Set down the material once more, exactly as it appears.

▸ **Records to use**
-.-.-

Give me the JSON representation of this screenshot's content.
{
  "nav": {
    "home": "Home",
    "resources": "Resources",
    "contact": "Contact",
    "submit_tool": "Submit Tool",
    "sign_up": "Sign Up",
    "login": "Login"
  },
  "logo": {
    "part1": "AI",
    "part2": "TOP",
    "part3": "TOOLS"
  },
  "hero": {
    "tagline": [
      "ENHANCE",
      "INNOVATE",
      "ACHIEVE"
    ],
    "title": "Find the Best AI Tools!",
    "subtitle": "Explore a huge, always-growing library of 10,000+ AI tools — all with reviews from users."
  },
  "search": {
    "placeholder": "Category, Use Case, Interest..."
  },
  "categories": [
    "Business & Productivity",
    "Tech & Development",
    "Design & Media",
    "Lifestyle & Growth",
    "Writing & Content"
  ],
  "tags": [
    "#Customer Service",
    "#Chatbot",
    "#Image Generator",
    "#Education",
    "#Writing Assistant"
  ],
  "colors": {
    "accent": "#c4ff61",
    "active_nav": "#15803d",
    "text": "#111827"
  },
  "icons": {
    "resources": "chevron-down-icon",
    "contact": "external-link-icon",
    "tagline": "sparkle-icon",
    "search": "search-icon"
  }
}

-.-.-

▸ **Written answer**
Give me the JSON representation of this screenshot's content.
{
  "nav": {
    "home": "Home",
    "resources": "Resources",
    "contact": "Contact",
    "submit_tool": "Submit Tool",
    "sign_up": "Sign Up",
    "login": "Login"
  },
  "logo": {
    "part1": "AI",
    "part2": "TOP",
    "part3": "TOOLS"
  },
  "hero": {
    "tagline": [
      "ENHANCE",
      "INNOVATE",
      "ACHIEVE"
    ],
    "title": "Find the Best AI Tools!",
    "subtitle": "Explore a huge, always-growing library of 10,000+ AI tools — all with reviews from users."
  },
  "search": {
    "placeholder": "Category, Use Case, Interest..."
  },
  "categories": [
    "Business & Productivity",
    "Tech & Development",
    "Design & Media",
    "Lifestyle & Growth",
    "Writing & Content"
  ],
  "tags": [
    "#Customer Service",
    "#Chatbot",
    "#Image Generator",
    "#Education",
    "#Writing Assistant"
  ],
  "colors": {
    "accent": "#c4ff61",
    "active_nav": "#15803d",
    "text": "#111827"
  },
  "icons": {
    "resources": "chevron-down-icon",
    "contact": "external-link-icon",
    "tagline": "sparkle-icon",
    "search": "search-icon"
  }
}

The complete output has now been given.